▶ Directive
Take the material below and write it all out again exactly.

▶ Dataset excerpts
----

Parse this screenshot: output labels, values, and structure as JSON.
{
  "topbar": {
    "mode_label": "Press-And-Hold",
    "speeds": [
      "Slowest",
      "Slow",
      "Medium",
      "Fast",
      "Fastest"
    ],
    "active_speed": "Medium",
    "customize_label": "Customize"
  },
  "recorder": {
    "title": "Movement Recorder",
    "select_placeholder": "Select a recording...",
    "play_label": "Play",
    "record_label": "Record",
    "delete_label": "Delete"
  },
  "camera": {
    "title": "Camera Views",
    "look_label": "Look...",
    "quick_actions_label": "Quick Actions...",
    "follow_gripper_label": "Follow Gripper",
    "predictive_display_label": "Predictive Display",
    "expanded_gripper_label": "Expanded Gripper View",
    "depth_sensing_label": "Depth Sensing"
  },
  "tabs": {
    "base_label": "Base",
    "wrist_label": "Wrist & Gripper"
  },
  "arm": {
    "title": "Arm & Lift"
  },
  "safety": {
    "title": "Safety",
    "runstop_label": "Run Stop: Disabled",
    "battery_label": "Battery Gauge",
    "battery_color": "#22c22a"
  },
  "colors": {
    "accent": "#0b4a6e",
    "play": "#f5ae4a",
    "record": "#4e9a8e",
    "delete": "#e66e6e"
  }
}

----

▶ Output
Parse this screenshot: output labels, values, and structure as JSON.
{
  "topbar": {
    "mode_label": "Press-And-Hold",
    "speeds": [
      "Slowest",
      "Slow",
      "Medium",
      "Fast",
      "Fastest"
    ],
    "active_speed": "Medium",
    "customize_label": "Customize"
  },
  "recorder": {
    "title": "Movement Recorder",
    "select_placeholder": "Select a recording...",
    "play_label": "Play",
    "record_label": "Record",
    "delete_label": "Delete"
  },
  "camera": {
    "title": "Camera Views",
    "look_label": "Look...",
    "quick_actions_label": "Quick Actions...",
    "follow_gripper_label": "Follow Gripper",
    "predictive_display_label": "Predictive Display",
    "expanded_gripper_label": "Expanded Gripper View",
    "depth_sensing_label": "Depth Sensing"
  },
  "tabs": {
    "base_label": "Base",
    "wrist_label": "Wrist & Gripper"
  },
  "arm": {
    "title": "Arm & Lift"
  },
  "safety": {
    "title": "Safety",
    "runstop_label": "Run Stop: Disabled",
    "battery_label": "Battery Gauge",
    "battery_color": "#22c22a"
  },
  "colors": {
    "accent": "#0b4a6e",
    "play": "#f5ae4a",
    "record": "#4e9a8e",
    "delete": "#e66e6e"
  }
}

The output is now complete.